Entries taken from a collection
────────────────────────────────────────
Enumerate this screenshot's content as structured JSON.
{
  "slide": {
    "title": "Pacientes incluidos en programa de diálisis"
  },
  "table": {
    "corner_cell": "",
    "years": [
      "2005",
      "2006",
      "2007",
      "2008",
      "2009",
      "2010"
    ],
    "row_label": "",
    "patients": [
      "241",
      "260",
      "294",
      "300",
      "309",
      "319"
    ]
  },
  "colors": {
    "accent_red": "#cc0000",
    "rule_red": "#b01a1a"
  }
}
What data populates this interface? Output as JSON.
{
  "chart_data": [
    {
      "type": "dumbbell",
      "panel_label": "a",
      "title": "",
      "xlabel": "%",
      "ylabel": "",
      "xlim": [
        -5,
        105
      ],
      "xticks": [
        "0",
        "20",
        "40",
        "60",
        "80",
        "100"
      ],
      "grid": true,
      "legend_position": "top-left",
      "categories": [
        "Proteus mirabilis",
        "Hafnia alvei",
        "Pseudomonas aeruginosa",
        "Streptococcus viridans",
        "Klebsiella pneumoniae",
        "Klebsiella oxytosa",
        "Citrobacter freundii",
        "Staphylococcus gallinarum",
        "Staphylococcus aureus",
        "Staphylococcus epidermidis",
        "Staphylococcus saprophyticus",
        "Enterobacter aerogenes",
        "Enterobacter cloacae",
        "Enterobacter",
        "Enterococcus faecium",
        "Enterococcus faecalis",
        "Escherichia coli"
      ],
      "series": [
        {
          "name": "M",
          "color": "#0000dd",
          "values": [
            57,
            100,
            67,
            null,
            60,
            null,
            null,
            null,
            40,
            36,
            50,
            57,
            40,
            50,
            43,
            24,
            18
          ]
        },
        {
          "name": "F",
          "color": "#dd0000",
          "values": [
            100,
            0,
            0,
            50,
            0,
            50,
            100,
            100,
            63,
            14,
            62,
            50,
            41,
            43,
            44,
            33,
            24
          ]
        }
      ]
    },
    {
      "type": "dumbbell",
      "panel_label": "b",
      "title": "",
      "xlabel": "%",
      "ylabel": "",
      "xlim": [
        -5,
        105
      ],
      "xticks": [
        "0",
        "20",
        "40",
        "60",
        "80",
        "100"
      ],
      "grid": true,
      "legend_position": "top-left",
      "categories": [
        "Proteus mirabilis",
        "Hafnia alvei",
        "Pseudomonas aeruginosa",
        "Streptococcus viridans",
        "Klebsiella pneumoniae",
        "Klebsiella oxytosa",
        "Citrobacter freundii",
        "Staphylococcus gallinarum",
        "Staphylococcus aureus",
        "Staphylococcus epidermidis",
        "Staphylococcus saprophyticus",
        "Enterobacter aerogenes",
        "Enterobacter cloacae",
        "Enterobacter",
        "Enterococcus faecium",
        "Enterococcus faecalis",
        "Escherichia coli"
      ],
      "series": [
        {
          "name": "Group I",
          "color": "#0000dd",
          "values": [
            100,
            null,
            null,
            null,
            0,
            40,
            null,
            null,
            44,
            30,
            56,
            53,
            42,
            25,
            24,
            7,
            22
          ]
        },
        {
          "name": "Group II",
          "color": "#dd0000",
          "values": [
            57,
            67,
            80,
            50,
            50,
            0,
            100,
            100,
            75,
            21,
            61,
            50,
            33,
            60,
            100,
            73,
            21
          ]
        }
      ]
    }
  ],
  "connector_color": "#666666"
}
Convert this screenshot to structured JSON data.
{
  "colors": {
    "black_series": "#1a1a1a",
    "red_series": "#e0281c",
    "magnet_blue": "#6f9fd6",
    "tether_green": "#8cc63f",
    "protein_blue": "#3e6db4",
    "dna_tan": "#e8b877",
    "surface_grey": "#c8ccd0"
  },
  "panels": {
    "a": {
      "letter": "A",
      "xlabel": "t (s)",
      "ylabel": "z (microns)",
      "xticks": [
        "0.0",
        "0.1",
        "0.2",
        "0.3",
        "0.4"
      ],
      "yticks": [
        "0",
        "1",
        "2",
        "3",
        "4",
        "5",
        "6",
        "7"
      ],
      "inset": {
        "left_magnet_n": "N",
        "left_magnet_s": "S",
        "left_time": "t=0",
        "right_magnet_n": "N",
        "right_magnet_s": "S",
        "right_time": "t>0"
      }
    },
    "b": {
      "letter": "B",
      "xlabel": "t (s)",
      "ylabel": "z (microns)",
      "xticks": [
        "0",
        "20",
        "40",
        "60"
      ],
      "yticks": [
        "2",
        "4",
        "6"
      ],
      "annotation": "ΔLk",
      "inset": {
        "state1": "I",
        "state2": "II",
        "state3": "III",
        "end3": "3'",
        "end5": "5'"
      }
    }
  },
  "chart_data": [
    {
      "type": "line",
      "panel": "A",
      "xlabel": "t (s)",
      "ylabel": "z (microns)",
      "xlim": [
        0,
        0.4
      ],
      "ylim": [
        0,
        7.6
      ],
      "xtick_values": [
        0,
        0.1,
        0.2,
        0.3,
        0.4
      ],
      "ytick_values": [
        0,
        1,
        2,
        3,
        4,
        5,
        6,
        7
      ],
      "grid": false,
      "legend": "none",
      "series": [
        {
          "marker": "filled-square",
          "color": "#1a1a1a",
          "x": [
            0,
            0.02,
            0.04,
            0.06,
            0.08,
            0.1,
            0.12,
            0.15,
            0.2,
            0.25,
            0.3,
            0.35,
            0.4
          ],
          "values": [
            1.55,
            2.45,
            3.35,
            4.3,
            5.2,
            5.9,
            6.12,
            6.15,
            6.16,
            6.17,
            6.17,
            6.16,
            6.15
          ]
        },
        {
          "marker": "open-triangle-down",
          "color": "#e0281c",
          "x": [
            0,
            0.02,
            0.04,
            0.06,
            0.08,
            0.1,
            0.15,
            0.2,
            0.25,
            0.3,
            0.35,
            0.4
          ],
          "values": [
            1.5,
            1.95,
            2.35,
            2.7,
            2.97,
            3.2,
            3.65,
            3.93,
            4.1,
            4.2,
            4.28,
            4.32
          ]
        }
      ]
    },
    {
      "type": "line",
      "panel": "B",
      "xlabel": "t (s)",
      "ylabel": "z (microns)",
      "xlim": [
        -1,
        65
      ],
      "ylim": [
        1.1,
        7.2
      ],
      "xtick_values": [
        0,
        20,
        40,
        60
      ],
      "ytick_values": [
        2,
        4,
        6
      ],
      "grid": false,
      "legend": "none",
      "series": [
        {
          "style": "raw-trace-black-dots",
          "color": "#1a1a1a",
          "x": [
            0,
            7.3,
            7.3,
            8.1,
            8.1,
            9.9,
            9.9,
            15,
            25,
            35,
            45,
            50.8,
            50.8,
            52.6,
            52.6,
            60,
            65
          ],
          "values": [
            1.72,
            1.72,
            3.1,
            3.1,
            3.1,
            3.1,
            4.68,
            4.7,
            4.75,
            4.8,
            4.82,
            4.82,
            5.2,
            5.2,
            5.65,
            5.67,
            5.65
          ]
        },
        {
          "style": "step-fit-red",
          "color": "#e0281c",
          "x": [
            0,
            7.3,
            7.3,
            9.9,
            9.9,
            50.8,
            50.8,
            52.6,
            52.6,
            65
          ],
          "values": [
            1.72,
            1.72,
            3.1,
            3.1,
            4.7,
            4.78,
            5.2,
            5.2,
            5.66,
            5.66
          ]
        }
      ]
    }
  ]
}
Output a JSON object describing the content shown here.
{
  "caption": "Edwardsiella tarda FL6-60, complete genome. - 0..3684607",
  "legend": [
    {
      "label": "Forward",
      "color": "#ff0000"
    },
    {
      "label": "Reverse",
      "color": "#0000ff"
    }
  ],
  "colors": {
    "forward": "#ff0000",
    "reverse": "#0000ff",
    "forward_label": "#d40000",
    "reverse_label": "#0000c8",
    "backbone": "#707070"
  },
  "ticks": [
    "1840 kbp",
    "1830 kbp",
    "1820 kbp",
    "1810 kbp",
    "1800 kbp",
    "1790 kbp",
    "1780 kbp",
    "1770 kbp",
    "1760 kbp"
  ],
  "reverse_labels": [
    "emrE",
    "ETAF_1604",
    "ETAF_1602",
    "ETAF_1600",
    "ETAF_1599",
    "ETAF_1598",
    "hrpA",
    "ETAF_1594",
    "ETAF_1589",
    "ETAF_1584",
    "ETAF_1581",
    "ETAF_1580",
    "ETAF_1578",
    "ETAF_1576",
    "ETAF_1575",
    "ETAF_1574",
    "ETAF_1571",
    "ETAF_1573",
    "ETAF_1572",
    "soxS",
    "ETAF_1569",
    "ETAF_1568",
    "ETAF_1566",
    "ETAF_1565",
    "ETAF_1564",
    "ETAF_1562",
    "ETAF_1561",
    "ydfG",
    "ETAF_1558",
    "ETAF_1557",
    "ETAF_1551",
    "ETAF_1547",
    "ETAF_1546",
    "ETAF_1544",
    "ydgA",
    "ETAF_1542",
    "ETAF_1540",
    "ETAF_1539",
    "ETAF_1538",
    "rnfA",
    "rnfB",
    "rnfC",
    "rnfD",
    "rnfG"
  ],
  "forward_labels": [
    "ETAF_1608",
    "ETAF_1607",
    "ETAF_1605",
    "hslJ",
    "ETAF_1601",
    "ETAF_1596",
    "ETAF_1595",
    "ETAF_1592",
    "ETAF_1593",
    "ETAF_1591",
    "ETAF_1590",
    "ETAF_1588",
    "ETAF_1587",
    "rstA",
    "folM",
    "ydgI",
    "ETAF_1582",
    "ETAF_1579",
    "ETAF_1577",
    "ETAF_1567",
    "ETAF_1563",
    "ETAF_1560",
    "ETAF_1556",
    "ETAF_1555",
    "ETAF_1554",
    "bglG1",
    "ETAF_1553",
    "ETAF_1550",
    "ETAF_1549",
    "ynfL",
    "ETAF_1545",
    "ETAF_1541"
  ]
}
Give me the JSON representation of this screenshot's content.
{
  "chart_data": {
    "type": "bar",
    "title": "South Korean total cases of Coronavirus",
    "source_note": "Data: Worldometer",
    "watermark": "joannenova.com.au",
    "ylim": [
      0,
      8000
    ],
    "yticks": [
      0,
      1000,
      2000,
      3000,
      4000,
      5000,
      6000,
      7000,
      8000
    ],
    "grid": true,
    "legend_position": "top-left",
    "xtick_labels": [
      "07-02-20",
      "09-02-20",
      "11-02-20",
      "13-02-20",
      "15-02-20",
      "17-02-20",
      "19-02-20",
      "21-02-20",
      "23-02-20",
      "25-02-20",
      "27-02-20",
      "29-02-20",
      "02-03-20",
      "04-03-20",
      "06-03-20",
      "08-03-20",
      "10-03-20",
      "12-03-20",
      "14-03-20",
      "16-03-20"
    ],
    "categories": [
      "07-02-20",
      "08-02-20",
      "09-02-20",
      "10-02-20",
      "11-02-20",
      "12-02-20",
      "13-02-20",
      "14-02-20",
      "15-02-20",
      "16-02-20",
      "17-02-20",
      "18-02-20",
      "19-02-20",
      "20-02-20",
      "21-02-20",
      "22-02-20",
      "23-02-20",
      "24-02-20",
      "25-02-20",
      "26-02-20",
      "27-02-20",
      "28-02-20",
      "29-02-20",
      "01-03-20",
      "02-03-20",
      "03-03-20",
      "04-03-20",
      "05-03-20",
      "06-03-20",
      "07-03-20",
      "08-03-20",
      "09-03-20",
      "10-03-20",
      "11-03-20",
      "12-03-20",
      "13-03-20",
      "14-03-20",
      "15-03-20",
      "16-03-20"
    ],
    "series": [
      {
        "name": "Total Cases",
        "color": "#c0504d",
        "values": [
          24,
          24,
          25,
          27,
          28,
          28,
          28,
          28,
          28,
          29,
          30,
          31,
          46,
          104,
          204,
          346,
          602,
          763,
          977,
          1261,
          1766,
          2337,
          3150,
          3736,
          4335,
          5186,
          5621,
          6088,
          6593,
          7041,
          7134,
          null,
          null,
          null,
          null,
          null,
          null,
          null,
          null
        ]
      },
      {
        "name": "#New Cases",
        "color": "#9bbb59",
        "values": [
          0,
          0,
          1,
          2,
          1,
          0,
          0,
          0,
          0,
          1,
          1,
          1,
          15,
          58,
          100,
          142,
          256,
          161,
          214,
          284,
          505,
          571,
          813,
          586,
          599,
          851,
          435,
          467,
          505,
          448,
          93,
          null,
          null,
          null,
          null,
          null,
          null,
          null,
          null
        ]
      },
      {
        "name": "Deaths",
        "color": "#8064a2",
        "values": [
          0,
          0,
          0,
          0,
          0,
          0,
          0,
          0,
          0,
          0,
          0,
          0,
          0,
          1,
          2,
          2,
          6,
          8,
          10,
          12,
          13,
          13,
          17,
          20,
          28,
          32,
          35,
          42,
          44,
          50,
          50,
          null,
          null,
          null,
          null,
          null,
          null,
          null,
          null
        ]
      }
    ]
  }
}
────────────────────────────────────────
• [Assignment] Answer with the number alone after working out how many lines in the records contain the string "screenshot".

• [Written response] 3